● **THE TASK**: What lines of the listing below contain the word "Your"? Copy each of them out.
..........
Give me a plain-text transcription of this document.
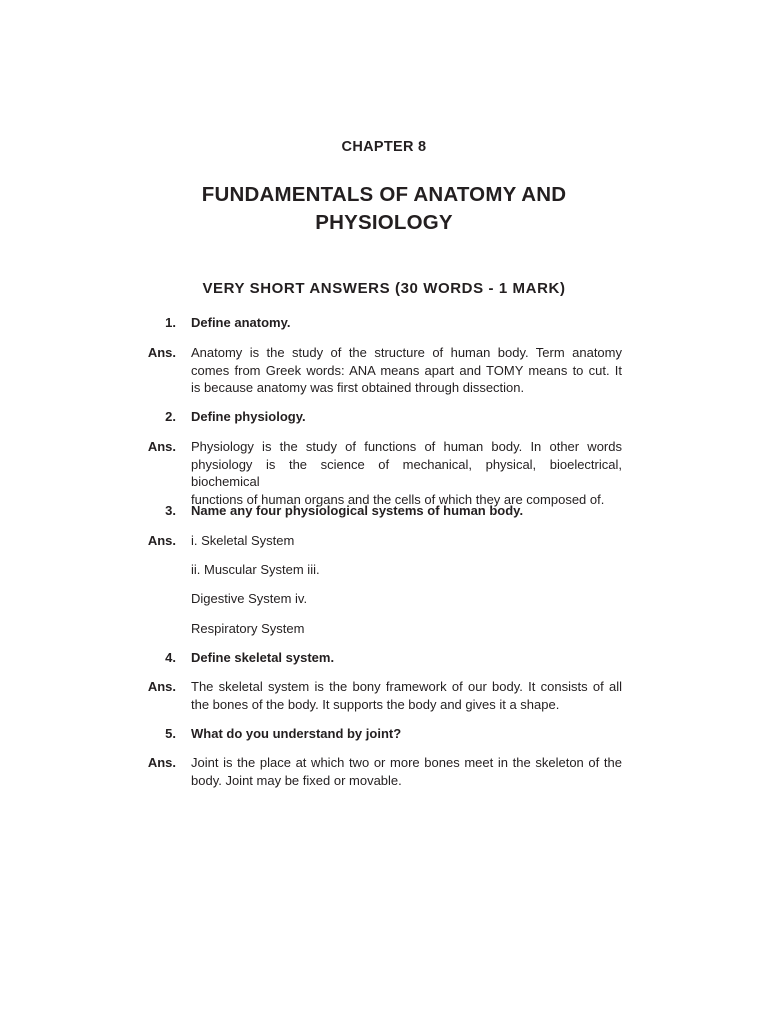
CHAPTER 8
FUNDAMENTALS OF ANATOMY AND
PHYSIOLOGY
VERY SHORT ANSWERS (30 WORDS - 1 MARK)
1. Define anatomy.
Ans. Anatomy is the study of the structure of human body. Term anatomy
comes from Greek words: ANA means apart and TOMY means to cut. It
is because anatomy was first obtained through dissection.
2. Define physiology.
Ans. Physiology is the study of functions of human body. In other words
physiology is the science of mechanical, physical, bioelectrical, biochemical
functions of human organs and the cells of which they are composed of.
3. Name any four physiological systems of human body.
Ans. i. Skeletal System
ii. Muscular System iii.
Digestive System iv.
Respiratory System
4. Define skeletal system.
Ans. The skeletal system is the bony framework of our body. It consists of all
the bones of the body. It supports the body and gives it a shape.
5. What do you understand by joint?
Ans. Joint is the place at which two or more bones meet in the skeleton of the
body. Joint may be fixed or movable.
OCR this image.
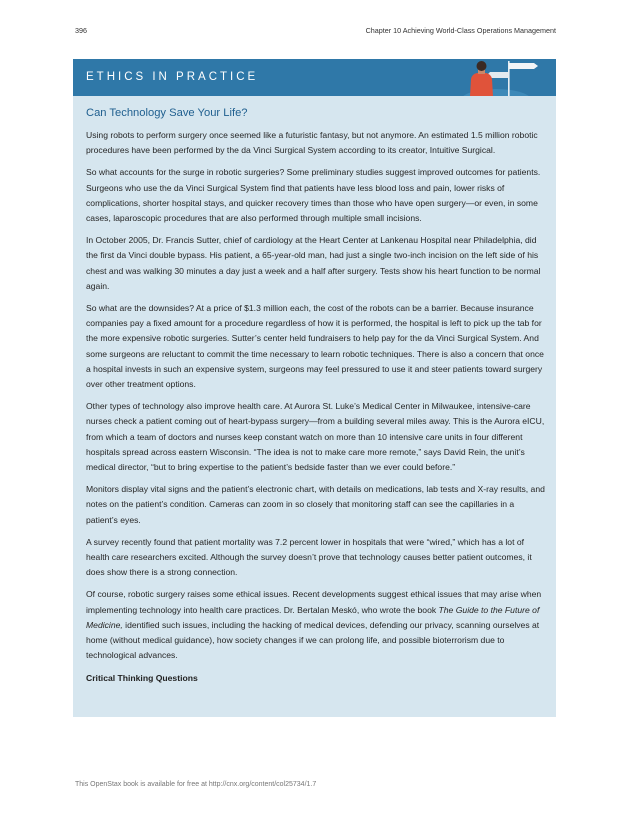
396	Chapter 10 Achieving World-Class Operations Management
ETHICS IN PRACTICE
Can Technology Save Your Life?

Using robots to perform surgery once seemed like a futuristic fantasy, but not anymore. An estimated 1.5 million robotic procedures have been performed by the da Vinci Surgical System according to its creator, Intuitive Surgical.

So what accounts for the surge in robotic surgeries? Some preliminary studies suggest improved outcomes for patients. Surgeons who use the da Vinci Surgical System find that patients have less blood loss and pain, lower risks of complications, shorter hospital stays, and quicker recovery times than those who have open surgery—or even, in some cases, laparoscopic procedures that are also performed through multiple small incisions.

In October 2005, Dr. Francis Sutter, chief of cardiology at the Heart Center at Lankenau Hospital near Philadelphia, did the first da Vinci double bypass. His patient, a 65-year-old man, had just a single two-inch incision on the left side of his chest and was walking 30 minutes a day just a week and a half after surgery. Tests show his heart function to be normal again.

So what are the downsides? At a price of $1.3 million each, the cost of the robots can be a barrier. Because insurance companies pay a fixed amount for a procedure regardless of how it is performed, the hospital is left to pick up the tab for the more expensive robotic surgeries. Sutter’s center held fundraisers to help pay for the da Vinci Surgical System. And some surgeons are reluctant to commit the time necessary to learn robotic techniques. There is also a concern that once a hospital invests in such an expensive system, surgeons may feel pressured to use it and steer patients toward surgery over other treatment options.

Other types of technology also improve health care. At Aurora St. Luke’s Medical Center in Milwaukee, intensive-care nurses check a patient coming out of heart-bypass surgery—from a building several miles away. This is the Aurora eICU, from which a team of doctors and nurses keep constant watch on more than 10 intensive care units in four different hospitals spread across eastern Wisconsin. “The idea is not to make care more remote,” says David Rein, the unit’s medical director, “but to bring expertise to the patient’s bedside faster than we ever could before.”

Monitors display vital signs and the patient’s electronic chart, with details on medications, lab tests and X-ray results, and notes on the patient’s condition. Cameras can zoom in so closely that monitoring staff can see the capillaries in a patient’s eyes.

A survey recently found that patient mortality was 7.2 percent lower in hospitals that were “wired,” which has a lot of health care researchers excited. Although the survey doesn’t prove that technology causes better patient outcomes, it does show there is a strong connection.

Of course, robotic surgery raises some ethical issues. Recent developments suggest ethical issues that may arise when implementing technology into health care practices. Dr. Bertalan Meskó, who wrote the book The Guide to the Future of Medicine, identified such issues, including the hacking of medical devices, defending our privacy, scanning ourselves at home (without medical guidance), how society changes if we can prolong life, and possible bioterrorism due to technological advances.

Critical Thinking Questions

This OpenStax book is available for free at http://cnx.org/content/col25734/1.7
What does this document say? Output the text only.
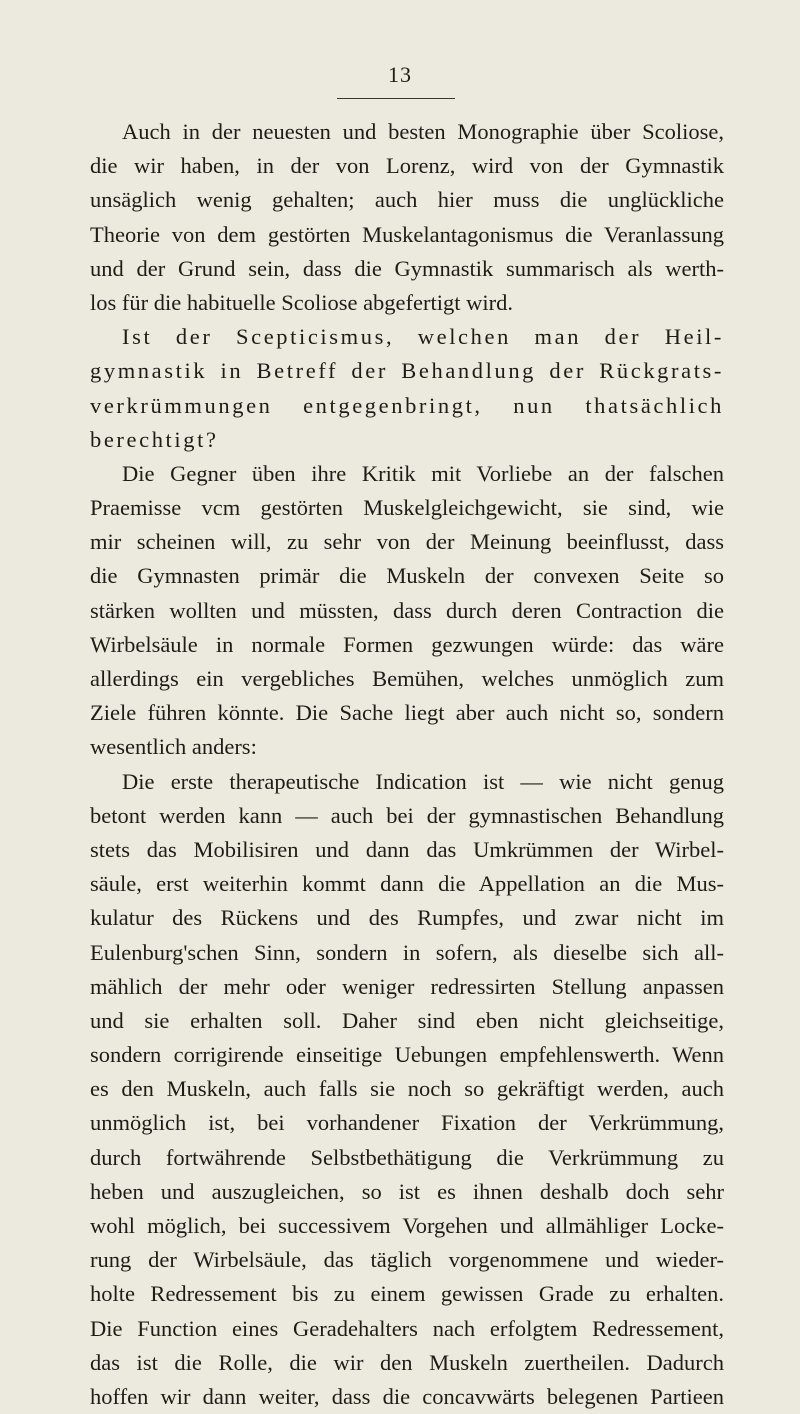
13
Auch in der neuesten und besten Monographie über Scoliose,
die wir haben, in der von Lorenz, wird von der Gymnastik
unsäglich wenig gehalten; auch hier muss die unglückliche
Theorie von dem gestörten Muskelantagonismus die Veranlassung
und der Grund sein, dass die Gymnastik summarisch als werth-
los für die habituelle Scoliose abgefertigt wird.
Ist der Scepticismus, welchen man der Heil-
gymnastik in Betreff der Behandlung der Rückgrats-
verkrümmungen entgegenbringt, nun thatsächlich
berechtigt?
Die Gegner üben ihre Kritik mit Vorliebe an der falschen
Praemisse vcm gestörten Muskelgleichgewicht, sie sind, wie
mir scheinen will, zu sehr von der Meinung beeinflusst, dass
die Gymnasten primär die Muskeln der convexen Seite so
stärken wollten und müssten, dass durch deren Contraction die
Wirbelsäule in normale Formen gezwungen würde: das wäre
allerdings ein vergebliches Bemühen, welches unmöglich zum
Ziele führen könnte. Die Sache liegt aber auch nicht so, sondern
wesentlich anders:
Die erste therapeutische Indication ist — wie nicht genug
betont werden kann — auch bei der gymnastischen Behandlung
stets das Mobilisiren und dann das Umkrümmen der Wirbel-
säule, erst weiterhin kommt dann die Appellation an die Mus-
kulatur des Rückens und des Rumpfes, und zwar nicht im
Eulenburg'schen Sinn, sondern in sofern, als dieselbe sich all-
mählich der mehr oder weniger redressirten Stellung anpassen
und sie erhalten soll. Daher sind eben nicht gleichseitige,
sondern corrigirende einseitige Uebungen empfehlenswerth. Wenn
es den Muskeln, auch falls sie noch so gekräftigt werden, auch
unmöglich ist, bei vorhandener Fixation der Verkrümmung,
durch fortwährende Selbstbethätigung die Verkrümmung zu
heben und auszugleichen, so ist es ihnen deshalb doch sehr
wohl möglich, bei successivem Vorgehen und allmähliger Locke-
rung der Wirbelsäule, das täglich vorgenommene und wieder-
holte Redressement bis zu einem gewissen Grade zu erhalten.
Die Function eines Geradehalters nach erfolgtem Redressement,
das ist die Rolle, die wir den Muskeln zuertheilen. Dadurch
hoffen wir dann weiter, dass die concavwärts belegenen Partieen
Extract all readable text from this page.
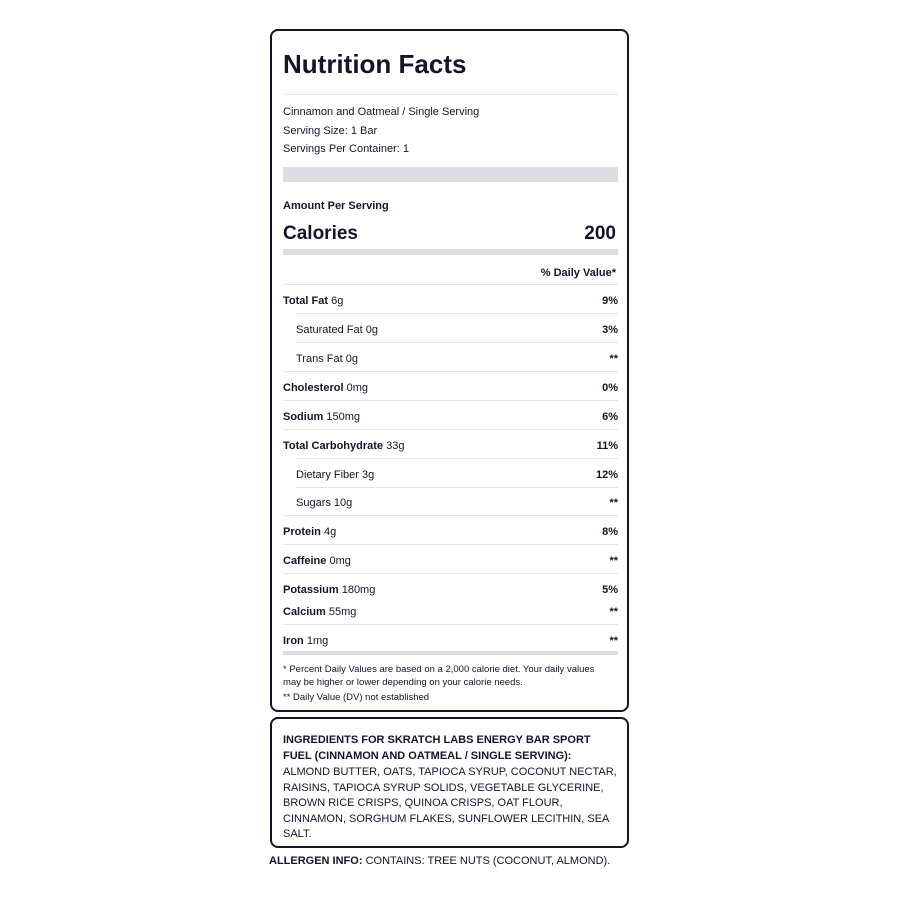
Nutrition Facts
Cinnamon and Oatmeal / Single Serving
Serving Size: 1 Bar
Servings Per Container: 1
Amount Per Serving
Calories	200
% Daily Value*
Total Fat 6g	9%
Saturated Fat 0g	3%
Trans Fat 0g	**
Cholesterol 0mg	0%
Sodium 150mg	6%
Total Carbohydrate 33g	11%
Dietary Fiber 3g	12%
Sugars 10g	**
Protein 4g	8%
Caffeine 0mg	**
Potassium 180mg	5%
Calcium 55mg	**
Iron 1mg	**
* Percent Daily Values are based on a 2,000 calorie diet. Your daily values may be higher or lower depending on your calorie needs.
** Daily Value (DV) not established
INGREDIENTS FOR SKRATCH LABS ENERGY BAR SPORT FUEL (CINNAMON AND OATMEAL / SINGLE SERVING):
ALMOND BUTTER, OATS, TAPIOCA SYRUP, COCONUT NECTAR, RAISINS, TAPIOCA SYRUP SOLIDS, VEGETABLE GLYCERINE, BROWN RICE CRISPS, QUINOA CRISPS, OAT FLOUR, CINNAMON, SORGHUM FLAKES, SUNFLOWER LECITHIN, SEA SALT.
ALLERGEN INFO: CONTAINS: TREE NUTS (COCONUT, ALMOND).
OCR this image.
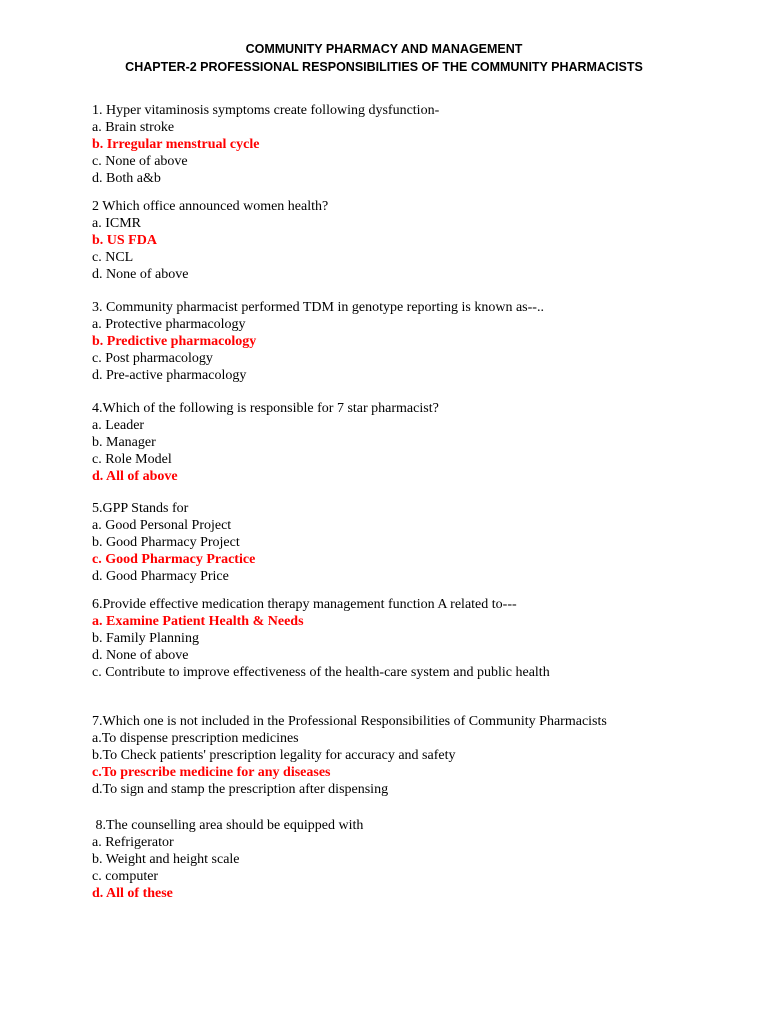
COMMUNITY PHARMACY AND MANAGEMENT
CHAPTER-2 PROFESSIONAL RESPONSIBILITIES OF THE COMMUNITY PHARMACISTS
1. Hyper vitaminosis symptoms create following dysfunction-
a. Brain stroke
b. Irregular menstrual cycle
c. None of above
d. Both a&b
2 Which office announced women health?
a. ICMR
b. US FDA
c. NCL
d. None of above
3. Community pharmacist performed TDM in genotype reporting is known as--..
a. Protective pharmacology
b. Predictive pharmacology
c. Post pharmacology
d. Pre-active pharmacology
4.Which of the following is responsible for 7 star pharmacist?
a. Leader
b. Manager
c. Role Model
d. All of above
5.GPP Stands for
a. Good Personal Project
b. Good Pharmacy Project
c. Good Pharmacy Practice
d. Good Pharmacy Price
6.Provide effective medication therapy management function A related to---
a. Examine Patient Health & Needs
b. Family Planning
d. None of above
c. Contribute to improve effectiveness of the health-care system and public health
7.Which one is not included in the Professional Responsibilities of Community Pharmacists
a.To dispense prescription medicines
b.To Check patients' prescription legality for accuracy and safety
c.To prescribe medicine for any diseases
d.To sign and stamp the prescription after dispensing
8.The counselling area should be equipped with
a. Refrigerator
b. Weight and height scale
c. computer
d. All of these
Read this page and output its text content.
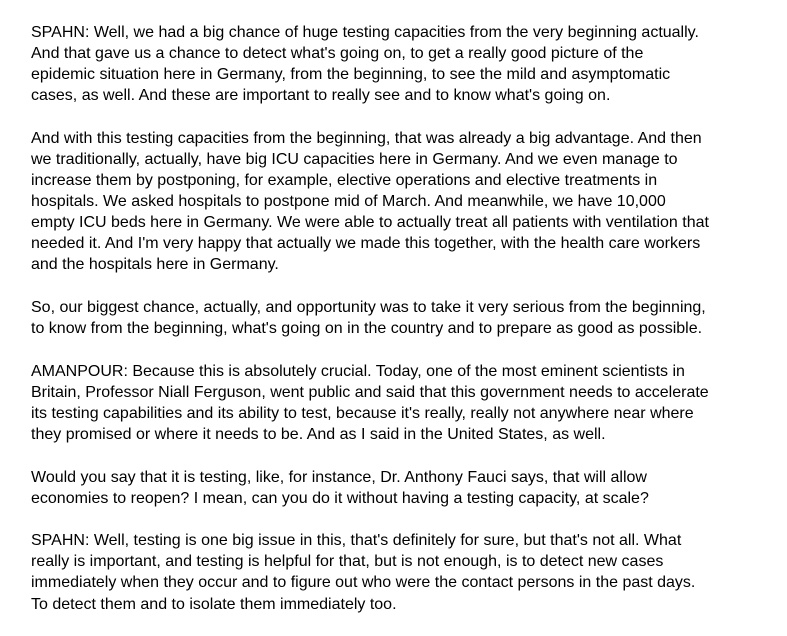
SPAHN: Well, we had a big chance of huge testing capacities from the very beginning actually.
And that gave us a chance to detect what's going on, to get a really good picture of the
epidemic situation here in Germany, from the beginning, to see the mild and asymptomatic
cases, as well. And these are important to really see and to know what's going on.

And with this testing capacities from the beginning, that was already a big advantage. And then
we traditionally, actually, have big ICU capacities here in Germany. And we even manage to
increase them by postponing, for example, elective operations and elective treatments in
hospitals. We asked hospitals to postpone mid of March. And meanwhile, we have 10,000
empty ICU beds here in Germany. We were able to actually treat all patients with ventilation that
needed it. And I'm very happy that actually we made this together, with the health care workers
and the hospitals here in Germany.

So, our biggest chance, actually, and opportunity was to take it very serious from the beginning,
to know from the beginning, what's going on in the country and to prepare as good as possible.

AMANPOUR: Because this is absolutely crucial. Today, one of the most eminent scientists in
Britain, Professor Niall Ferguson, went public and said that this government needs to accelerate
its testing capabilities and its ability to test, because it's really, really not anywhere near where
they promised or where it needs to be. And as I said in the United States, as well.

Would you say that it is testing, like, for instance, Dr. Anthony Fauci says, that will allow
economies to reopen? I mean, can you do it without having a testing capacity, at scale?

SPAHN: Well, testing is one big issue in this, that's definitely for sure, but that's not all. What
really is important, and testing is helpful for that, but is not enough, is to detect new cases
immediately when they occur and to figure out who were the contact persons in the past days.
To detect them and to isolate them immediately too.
..........
● **PROBLEM SOLUTION**:
Can Technology Save Your Life?
* Percent Daily Values are based on a 2,000 calorie diet. Your daily values may be higher or lower depending on your calorie needs.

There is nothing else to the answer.